Given problem:
Wherever the string "Affairs" appears, copy the whole line.

Material shown:
---

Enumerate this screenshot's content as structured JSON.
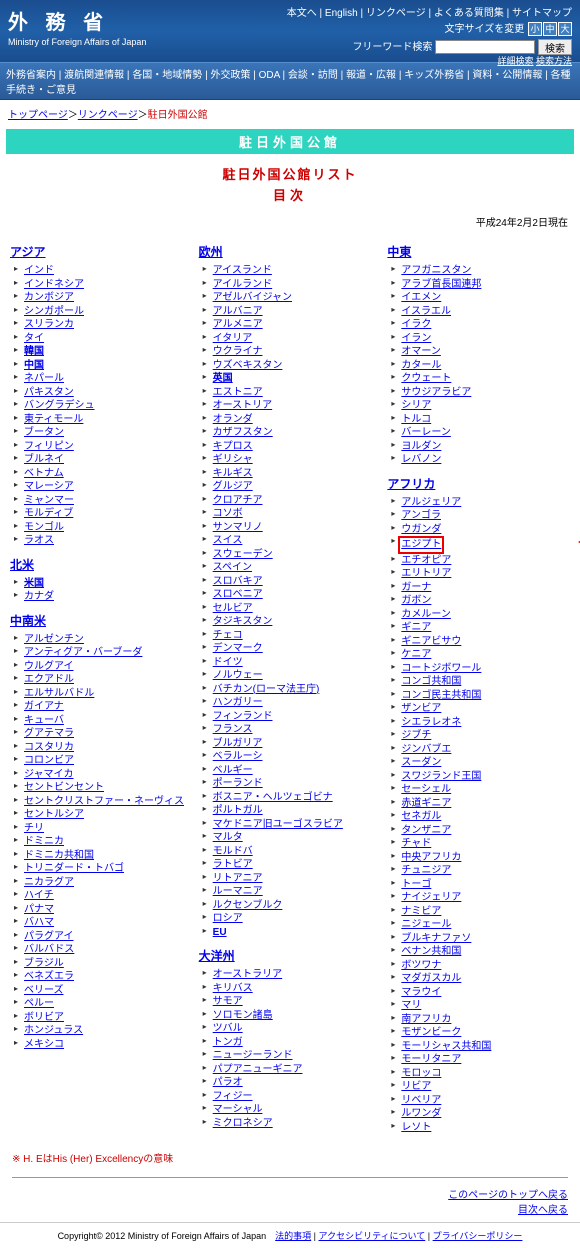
{
  "header": {
    "title": "外 務 省",
    "sub": "Ministry of Foreign Affairs of Japan",
    "topLinks": [
      "本文へ",
      "English",
      "リンクページ",
      "よくある質問集",
      "サイトマップ"
    ],
    "fontLabel": "文字サイズを変更",
    "fontBtns": [
      "小",
      "中",
      "大"
    ],
    "searchLabel": "フリーワード検索",
    "searchBtn": "検索",
    "searchSub": [
      "詳細検索",
      "検索方法"
    ]
  },
  "nav": [
    "外務省案内",
    "渡航関連情報",
    "各国・地域情勢",
    "外交政策",
    "ODA",
    "会談・訪問",
    "報道・広報",
    "キッズ外務省",
    "資料・公開情報",
    "各種手続き・ご意見"
  ],
  "bc": {
    "links": [
      "トップページ",
      "リンクページ"
    ],
    "cur": "駐日外国公館"
  },
  "banner": "駐日外国公館",
  "mainTitle": "駐日外国公館リスト",
  "subTitle": "目次",
  "date": "平成24年2月2日現在",
  "regions": {
    "asia": {
      "h": "アジア",
      "items": [
        "インド",
        "インドネシア",
        "カンボジア",
        "シンガポール",
        "スリランカ",
        "タイ",
        "韓国",
        "中国",
        "ネパール",
        "パキスタン",
        "バングラデシュ",
        "東ティモール",
        "ブータン",
        "フィリピン",
        "ブルネイ",
        "ベトナム",
        "マレーシア",
        "ミャンマー",
        "モルディブ",
        "モンゴル",
        "ラオス"
      ]
    },
    "na": {
      "h": "北米",
      "items": [
        "米国",
        "カナダ"
      ]
    },
    "la": {
      "h": "中南米",
      "items": [
        "アルゼンチン",
        "アンティグア・バーブーダ",
        "ウルグアイ",
        "エクアドル",
        "エルサルバドル",
        "ガイアナ",
        "キューバ",
        "グアテマラ",
        "コスタリカ",
        "コロンビア",
        "ジャマイカ",
        "セントビンセント",
        "セントクリストファー・ネーヴィス",
        "セントルシア",
        "チリ",
        "ドミニカ",
        "ドミニカ共和国",
        "トリニダード・トバゴ",
        "ニカラグア",
        "ハイチ",
        "パナマ",
        "バハマ",
        "パラグアイ",
        "バルバドス",
        "ブラジル",
        "ベネズエラ",
        "ベリーズ",
        "ペルー",
        "ボリビア",
        "ホンジュラス",
        "メキシコ"
      ]
    },
    "eu": {
      "h": "欧州",
      "items": [
        "アイスランド",
        "アイルランド",
        "アゼルバイジャン",
        "アルバニア",
        "アルメニア",
        "イタリア",
        "ウクライナ",
        "ウズベキスタン",
        "英国",
        "エストニア",
        "オーストリア",
        "オランダ",
        "カザフスタン",
        "キプロス",
        "ギリシャ",
        "キルギス",
        "グルジア",
        "クロアチア",
        "コソボ",
        "サンマリノ",
        "スイス",
        "スウェーデン",
        "スペイン",
        "スロバキア",
        "スロベニア",
        "セルビア",
        "タジキスタン",
        "チェコ",
        "デンマーク",
        "ドイツ",
        "ノルウェー",
        "バチカン(ローマ法王庁)",
        "ハンガリー",
        "フィンランド",
        "フランス",
        "ブルガリア",
        "ベラルーシ",
        "ベルギー",
        "ポーランド",
        "ボスニア・ヘルツェゴビナ",
        "ポルトガル",
        "マケドニア旧ユーゴスラビア",
        "マルタ",
        "モルドバ",
        "ラトビア",
        "リトアニア",
        "ルーマニア",
        "ルクセンブルク",
        "ロシア",
        "EU"
      ]
    },
    "oc": {
      "h": "大洋州",
      "items": [
        "オーストラリア",
        "キリバス",
        "サモア",
        "ソロモン諸島",
        "ツバル",
        "トンガ",
        "ニュージーランド",
        "パプアニューギニア",
        "パラオ",
        "フィジー",
        "マーシャル",
        "ミクロネシア"
      ]
    },
    "me": {
      "h": "中東",
      "items": [
        "アフガニスタン",
        "アラブ首長国連邦",
        "イエメン",
        "イスラエル",
        "イラク",
        "イラン",
        "オマーン",
        "カタール",
        "クウェート",
        "サウジアラビア",
        "シリア",
        "トルコ",
        "バーレーン",
        "ヨルダン",
        "レバノン"
      ]
    },
    "af": {
      "h": "アフリカ",
      "items": [
        "アルジェリア",
        "アンゴラ",
        "ウガンダ",
        "エジプト",
        "エチオピア",
        "エリトリア",
        "ガーナ",
        "ガボン",
        "カメルーン",
        "ギニア",
        "ギニアビサウ",
        "ケニア",
        "コートジボワール",
        "コンゴ共和国",
        "コンゴ民主共和国",
        "ザンビア",
        "シエラレオネ",
        "ジブチ",
        "ジンバブエ",
        "スーダン",
        "スワジランド王国",
        "セーシェル",
        "赤道ギニア",
        "セネガル",
        "タンザニア",
        "チャド",
        "中央アフリカ",
        "チュニジア",
        "トーゴ",
        "ナイジェリア",
        "ナミビア",
        "ニジェール",
        "ブルキナファソ",
        "ベナン共和国",
        "ボツワナ",
        "マダガスカル",
        "マラウイ",
        "マリ",
        "南アフリカ",
        "モザンビーク",
        "モーリシャス共和国",
        "モーリタニア",
        "モロッコ",
        "リビア",
        "リベリア",
        "ルワンダ",
        "レソト"
      ]
    }
  },
  "bold": [
    "韓国",
    "中国",
    "米国",
    "英国",
    "EU"
  ],
  "highlight": "エジプト",
  "note": {
    "mark": "※",
    "text": "H. EはHis (Her) Excellencyの意味"
  },
  "backLinks": [
    "このページのトップへ戻る",
    "目次へ戻る"
  ],
  "footer": {
    "copy": "Copyright© 2012 Ministry of Foreign Affairs of Japan",
    "links": [
      "法的事項",
      "アクセシビリティについて",
      "プライバシーポリシー"
    ]
  }
}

---

Result of this task:
    "sub": "Ministry of Foreign Affairs of Japan",
    "copy": "Copyright© 2012 Ministry of Foreign Affairs of Japan",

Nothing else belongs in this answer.